*TASK PROMPT*
When you come to a picture, pass over it, and set down the entries below exactly.

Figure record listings
···

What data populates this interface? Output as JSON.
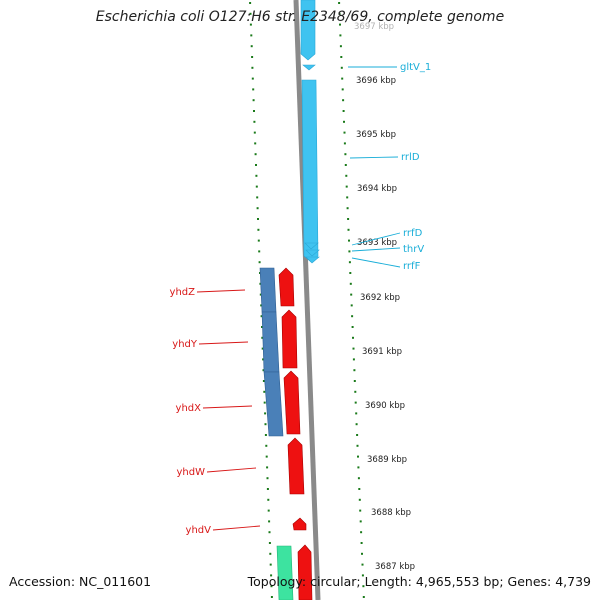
{
  "title": "Escherichia coli O127:H6 str. E2348/69, complete genome",
  "footer": {
    "accession": "Accession: NC_011601",
    "summary": "Topology: circular; Length: 4,965,553 bp; Genes: 4,739"
  },
  "scale": {
    "unit": "kbp",
    "labels": [
      "3697 kbp",
      "3696 kbp",
      "3695 kbp",
      "3694 kbp",
      "3693 kbp",
      "3692 kbp",
      "3691 kbp",
      "3690 kbp",
      "3689 kbp",
      "3688 kbp",
      "3687 kbp"
    ]
  },
  "rna_labels": [
    "gltV_1",
    "rrlD",
    "rrfD",
    "thrV",
    "rrfF"
  ],
  "gene_labels": [
    "yhdZ",
    "yhdY",
    "yhdX",
    "yhdW",
    "yhdV"
  ],
  "colors": {
    "backbone": "#8a8a8a",
    "rna": "#3fc3f0",
    "cds": "#ee1111",
    "operon": "#4a80b8",
    "other": "#3de3a0",
    "ticks": "#1a7a1a",
    "rna_label": "#1aaed8",
    "gene_label": "#d81818",
    "scale_label": "#222222"
  }
}
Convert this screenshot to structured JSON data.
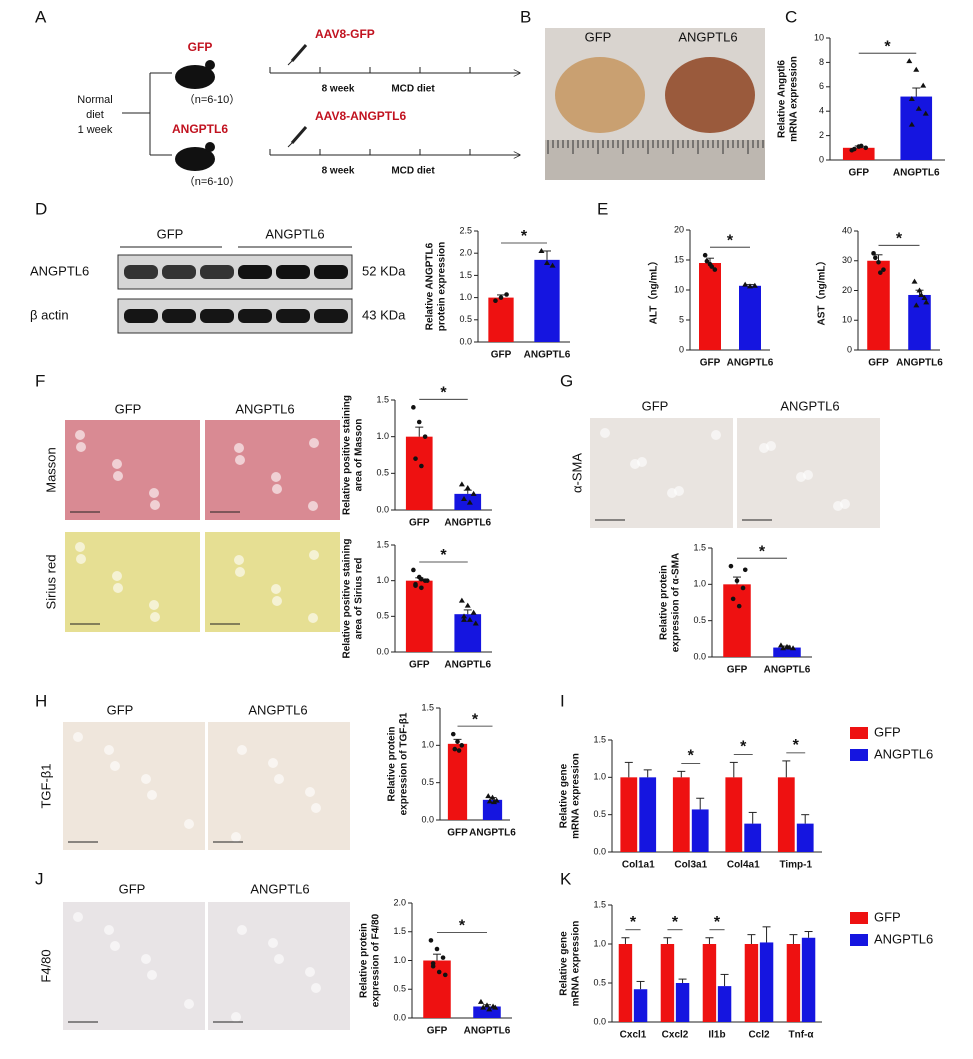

···

*TASK OUTPUT*
What data populates this interface? Output as JSON.
{
  "title": "Escherichia coli O127:H6 str. E2348/69, complete genome",
  "footer": {
    "accession": "Accession: NC_011601",
    "summary": "Topology: circular; Length: 4,965,553 bp; Genes: 4,739"
  },
  "scale": {
    "unit": "kbp",
    "labels": [
      "3697 kbp",
      "3696 kbp",
      "3695 kbp",
      "3694 kbp",
      "3693 kbp",
      "3692 kbp",
      "3691 kbp",
      "3690 kbp",
      "3689 kbp",
      "3688 kbp",
      "3687 kbp"
    ]
  },
  "rna_labels": [
    "gltV_1",
    "rrlD",
    "rrfD",
    "thrV",
    "rrfF"
  ],
  "gene_labels": [
    "yhdZ",
    "yhdY",
    "yhdX",
    "yhdW",
    "yhdV"
  ],
  "colors": {
    "backbone": "#8a8a8a",
    "rna": "#3fc3f0",
    "cds": "#ee1111",
    "operon": "#4a80b8",
    "other": "#3de3a0",
    "ticks": "#1a7a1a",
    "rna_label": "#1aaed8",
    "gene_label": "#d81818",
    "scale_label": "#222222"
  }
}
Convert this screenshot to structured JSON data.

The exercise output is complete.